[start of Listing]
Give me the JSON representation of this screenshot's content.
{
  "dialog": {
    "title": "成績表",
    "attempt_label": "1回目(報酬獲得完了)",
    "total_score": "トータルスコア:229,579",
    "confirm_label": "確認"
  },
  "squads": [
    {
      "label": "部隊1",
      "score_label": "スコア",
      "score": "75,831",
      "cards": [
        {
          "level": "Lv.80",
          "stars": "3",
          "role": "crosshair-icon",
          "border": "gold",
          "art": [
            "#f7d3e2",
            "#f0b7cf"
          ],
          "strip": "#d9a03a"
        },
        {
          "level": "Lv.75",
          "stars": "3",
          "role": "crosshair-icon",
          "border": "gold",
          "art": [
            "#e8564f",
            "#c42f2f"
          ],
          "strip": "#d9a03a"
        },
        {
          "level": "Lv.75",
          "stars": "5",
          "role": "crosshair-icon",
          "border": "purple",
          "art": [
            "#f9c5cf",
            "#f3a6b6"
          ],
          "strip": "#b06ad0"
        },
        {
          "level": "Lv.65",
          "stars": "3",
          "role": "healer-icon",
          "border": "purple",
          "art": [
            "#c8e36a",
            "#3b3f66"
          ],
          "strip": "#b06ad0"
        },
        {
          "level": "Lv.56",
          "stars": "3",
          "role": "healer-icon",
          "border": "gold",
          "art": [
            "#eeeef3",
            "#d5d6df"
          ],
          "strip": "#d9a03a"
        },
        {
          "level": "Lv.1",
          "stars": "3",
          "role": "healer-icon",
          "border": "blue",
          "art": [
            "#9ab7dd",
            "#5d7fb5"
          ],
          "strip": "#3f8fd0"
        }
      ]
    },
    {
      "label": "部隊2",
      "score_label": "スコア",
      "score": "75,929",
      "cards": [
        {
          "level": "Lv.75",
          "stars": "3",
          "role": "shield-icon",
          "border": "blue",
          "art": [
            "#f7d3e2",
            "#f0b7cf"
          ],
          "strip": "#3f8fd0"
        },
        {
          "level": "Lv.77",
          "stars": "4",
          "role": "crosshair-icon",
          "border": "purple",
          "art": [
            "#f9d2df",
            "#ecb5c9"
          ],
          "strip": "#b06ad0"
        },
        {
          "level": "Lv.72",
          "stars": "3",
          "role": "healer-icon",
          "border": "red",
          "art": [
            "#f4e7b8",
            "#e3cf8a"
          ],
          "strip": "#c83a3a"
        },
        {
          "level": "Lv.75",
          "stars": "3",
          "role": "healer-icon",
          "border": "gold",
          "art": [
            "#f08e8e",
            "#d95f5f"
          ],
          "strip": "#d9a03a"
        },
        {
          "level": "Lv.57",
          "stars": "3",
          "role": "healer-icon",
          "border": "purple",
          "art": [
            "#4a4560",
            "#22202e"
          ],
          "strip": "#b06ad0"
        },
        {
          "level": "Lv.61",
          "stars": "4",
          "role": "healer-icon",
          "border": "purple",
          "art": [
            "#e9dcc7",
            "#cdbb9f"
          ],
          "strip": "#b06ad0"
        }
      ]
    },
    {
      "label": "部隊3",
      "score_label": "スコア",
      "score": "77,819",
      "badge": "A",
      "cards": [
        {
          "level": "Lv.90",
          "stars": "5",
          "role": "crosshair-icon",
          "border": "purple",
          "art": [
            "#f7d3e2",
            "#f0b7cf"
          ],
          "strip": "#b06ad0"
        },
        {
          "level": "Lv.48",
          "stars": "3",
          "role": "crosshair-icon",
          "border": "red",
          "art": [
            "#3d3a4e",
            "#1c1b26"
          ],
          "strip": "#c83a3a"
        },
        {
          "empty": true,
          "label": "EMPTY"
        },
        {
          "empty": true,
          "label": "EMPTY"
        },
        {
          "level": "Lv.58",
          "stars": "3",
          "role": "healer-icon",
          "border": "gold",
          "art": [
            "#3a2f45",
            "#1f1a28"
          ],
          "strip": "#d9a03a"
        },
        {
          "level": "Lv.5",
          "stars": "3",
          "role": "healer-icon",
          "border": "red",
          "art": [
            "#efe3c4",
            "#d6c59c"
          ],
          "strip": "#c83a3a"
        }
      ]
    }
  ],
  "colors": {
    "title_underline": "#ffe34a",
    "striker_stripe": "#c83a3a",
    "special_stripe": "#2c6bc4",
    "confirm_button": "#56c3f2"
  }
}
[end of Listing]
Task brief
Reproduce all of the entries word for word.

Full output
Give me the JSON representation of this screenshot's content.
{
  "dialog": {
    "title": "成績表",
    "attempt_label": "1回目(報酬獲得完了)",
    "total_score": "トータルスコア:229,579",
    "confirm_label": "確認"
  },
  "squads": [
    {
      "label": "部隊1",
      "score_label": "スコア",
      "score": "75,831",
      "cards": [
        {
          "level": "Lv.80",
          "stars": "3",
          "role": "crosshair-icon",
          "border": "gold",
          "art": [
            "#f7d3e2",
            "#f0b7cf"
          ],
          "strip": "#d9a03a"
        },
        {
          "level": "Lv.75",
          "stars": "3",
          "role": "crosshair-icon",
          "border": "gold",
          "art": [
            "#e8564f",
            "#c42f2f"
          ],
          "strip": "#d9a03a"
        },
        {
          "level": "Lv.75",
          "stars": "5",
          "role": "crosshair-icon",
          "border": "purple",
          "art": [
            "#f9c5cf",
            "#f3a6b6"
          ],
          "strip": "#b06ad0"
        },
        {
          "level": "Lv.65",
          "stars": "3",
          "role": "healer-icon",
          "border": "purple",
          "art": [
            "#c8e36a",
            "#3b3f66"
          ],
          "strip": "#b06ad0"
        },
        {
          "level": "Lv.56",
          "stars": "3",
          "role": "healer-icon",
          "border": "gold",
          "art": [
            "#eeeef3",
            "#d5d6df"
          ],
          "strip": "#d9a03a"
        },
        {
          "level": "Lv.1",
          "stars": "3",
          "role": "healer-icon",
          "border": "blue",
          "art": [
            "#9ab7dd",
            "#5d7fb5"
          ],
          "strip": "#3f8fd0"
        }
      ]
    },
    {
      "label": "部隊2",
      "score_label": "スコア",
      "score": "75,929",
      "cards": [
        {
          "level": "Lv.75",
          "stars": "3",
          "role": "shield-icon",
          "border": "blue",
          "art": [
            "#f7d3e2",
            "#f0b7cf"
          ],
          "strip": "#3f8fd0"
        },
        {
          "level": "Lv.77",
          "stars": "4",
          "role": "crosshair-icon",
          "border": "purple",
          "art": [
            "#f9d2df",
            "#ecb5c9"
          ],
          "strip": "#b06ad0"
        },
        {
          "level": "Lv.72",
          "stars": "3",
          "role": "healer-icon",
          "border": "red",
          "art": [
            "#f4e7b8",
            "#e3cf8a"
          ],
          "strip": "#c83a3a"
        },
        {
          "level": "Lv.75",
          "stars": "3",
          "role": "healer-icon",
          "border": "gold",
          "art": [
            "#f08e8e",
            "#d95f5f"
          ],
          "strip": "#d9a03a"
        },
        {
          "level": "Lv.57",
          "stars": "3",
          "role": "healer-icon",
          "border": "purple",
          "art": [
            "#4a4560",
            "#22202e"
          ],
          "strip": "#b06ad0"
        },
        {
          "level": "Lv.61",
          "stars": "4",
          "role": "healer-icon",
          "border": "purple",
          "art": [
            "#e9dcc7",
            "#cdbb9f"
          ],
          "strip": "#b06ad0"
        }
      ]
    },
    {
      "label": "部隊3",
      "score_label": "スコア",
      "score": "77,819",
      "badge": "A",
      "cards": [
        {
          "level": "Lv.90",
          "stars": "5",
          "role": "crosshair-icon",
          "border": "purple",
          "art": [
            "#f7d3e2",
            "#f0b7cf"
          ],
          "strip": "#b06ad0"
        },
        {
          "level": "Lv.48",
          "stars": "3",
          "role": "crosshair-icon",
          "border": "red",
          "art": [
            "#3d3a4e",
            "#1c1b26"
          ],
          "strip": "#c83a3a"
        },
        {
          "empty": true,
          "label": "EMPTY"
        },
        {
          "empty": true,
          "label": "EMPTY"
        },
        {
          "level": "Lv.58",
          "stars": "3",
          "role": "healer-icon",
          "border": "gold",
          "art": [
            "#3a2f45",
            "#1f1a28"
          ],
          "strip": "#d9a03a"
        },
        {
          "level": "Lv.5",
          "stars": "3",
          "role": "healer-icon",
          "border": "red",
          "art": [
            "#efe3c4",
            "#d6c59c"
          ],
          "strip": "#c83a3a"
        }
      ]
    }
  ],
  "colors": {
    "title_underline": "#ffe34a",
    "striker_stripe": "#c83a3a",
    "special_stripe": "#2c6bc4",
    "confirm_button": "#56c3f2"
  }
}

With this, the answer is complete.